──────── TASK MATERIAL

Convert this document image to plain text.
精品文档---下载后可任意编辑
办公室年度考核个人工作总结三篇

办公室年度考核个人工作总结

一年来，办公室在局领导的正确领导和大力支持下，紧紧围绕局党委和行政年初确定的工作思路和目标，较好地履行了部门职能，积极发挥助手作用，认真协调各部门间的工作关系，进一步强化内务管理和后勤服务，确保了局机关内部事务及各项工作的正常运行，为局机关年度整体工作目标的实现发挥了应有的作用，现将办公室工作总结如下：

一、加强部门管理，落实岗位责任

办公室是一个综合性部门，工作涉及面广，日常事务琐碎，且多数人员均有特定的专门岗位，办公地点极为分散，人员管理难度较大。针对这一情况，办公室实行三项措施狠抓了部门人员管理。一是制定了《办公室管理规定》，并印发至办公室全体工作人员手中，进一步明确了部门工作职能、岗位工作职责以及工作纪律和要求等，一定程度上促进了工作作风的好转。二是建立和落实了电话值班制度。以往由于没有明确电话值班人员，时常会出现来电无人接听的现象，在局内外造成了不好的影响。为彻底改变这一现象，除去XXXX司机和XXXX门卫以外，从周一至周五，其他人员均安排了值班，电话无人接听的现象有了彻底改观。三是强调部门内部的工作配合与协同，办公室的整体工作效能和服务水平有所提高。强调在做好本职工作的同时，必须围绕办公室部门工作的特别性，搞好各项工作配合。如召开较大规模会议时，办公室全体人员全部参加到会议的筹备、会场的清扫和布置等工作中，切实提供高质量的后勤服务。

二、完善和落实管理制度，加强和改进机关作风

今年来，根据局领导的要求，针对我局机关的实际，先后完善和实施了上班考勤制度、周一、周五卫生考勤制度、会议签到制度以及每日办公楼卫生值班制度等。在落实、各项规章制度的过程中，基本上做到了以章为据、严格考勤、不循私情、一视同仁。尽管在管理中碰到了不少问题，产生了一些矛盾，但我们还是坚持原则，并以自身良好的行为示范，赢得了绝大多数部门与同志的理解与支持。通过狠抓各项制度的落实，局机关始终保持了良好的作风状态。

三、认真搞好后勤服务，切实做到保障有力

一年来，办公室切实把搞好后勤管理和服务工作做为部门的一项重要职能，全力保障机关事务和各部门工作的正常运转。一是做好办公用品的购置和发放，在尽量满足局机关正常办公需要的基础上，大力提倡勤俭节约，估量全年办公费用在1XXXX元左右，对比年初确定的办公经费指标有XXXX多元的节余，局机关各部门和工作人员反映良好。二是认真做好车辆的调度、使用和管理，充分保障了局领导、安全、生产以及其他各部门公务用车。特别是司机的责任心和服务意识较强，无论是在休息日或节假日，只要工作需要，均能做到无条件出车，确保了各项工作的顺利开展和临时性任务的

────────────────
──────── TASK MATERIAL

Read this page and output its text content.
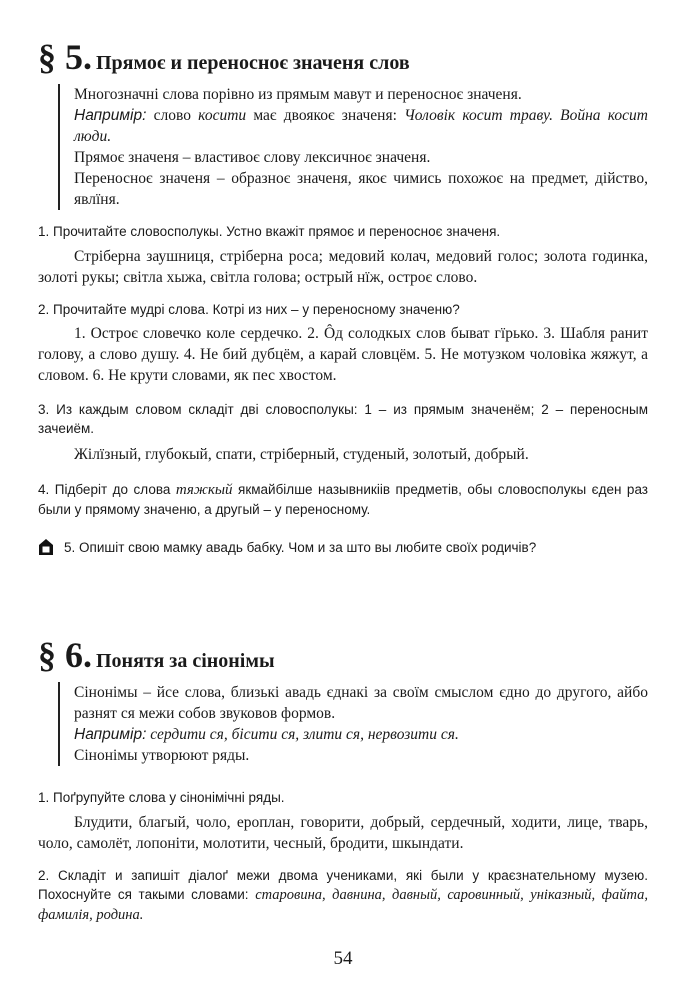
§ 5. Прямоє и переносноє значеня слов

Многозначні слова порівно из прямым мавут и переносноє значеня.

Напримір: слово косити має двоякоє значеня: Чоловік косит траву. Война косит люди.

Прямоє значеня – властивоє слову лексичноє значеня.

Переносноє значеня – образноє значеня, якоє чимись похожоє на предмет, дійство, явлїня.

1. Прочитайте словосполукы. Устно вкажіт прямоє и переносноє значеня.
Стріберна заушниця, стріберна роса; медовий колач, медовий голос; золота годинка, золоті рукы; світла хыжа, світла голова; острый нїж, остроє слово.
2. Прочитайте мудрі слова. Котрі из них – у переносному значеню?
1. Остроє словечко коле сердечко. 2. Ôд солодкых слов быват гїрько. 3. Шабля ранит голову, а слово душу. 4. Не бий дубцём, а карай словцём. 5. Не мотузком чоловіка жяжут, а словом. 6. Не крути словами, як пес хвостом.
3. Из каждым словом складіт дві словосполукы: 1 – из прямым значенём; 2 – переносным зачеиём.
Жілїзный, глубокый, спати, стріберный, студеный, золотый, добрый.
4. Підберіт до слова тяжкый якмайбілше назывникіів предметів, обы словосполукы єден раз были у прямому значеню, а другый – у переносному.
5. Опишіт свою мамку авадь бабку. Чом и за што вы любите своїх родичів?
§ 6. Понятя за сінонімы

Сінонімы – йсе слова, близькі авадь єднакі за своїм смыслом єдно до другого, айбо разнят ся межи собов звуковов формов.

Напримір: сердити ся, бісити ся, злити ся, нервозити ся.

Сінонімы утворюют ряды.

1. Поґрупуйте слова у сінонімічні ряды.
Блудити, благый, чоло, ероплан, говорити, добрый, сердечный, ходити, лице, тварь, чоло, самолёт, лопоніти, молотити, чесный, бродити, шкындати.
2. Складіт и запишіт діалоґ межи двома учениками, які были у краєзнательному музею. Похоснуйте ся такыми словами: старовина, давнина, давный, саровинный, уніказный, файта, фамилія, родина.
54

────────────────

Across the preceding material, how many lines contain the word "text"? State the number alone.

TASK ANSWER
2